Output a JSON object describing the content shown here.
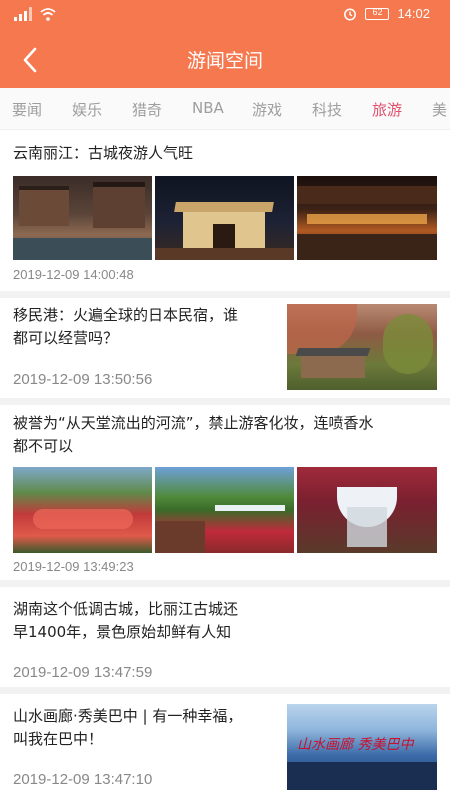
{
  "status_bar": {
    "signal": "signal-icon",
    "wifi": "wifi-icon",
    "alarm": "alarm-icon",
    "battery_label": "62",
    "time": "14:02"
  },
  "header": {
    "title": "游闻空间",
    "back_icon": "back-arrow-icon"
  },
  "tabs": [
    {
      "label": "要闻"
    },
    {
      "label": "娱乐"
    },
    {
      "label": "猎奇"
    },
    {
      "label": "NBA"
    },
    {
      "label": "游戏"
    },
    {
      "label": "科技"
    },
    {
      "label": "旅游",
      "active": true
    },
    {
      "label": "美"
    }
  ],
  "articles": [
    {
      "title": "云南丽江：古城夜游人气旺",
      "time": "2019-12-09 14:00:48",
      "layout": "three-images"
    },
    {
      "title_line1": "移民港：火遍全球的日本民宿，谁",
      "title_line2": "都可以经营吗？",
      "time": "2019-12-09 13:50:56",
      "layout": "right-image"
    },
    {
      "title_line1": "被誉为“从天堂流出的河流”，禁止游客化妆，连喷香水",
      "title_line2": "都不可以",
      "time": "2019-12-09 13:49:23",
      "layout": "three-images"
    },
    {
      "title_line1": "湖南这个低调古城，比丽江古城还",
      "title_line2": "早1400年，景色原始却鲜有人知",
      "time": "2019-12-09 13:47:59",
      "layout": "text-only"
    },
    {
      "title_line1": "山水画廊·秀美巴中 | 有一种幸福，",
      "title_line2": "叫我在巴中！",
      "time": "2019-12-09 13:47:10",
      "layout": "right-image",
      "image_text": "山水画廊 秀美巴中"
    }
  ],
  "colors": {
    "accent": "#f5784f",
    "active_tab": "#e0506b",
    "tab_text": "#9e9e9e",
    "time_text": "#888888"
  }
}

» What the task requires
Find "icon". Copy every line it occurs in.

» Full output
    "signal": "signal-icon",
    "wifi": "wifi-icon",
    "alarm": "alarm-icon",
    "back_icon": "back-arrow-icon"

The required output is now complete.